- **Do this**
Repeat the records in full and exactly, omitting pictures.

(Figure data in JSON)
------------------------------------------------------------------------
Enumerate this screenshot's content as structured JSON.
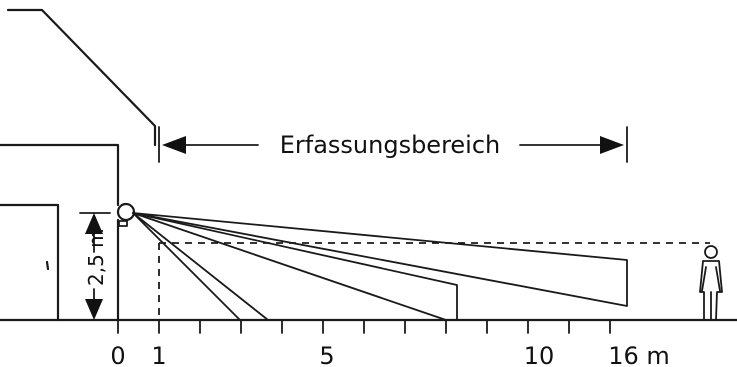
{
  "labels": {
    "range": "Erfassungsbereich",
    "height": "2,5 m"
  },
  "ticks": {
    "t0": "0",
    "t1": "1",
    "t5": "5",
    "t10": "10",
    "t16": "16 m"
  },
  "icons": {
    "sensor": "motion-sensor-icon",
    "person": "person-icon",
    "house": "house-outline-icon"
  }
}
------------------------------------------------------------------------
- **Exercise output**
Enumerate this screenshot's content as structured JSON.
{
  "labels": {
    "range": "Erfassungsbereich",
    "height": "2,5 m"
  },
  "ticks": {
    "t0": "0",
    "t1": "1",
    "t5": "5",
    "t10": "10",
    "t16": "16 m"
  },
  "icons": {
    "sensor": "motion-sensor-icon",
    "person": "person-icon",
    "house": "house-outline-icon"
  }
}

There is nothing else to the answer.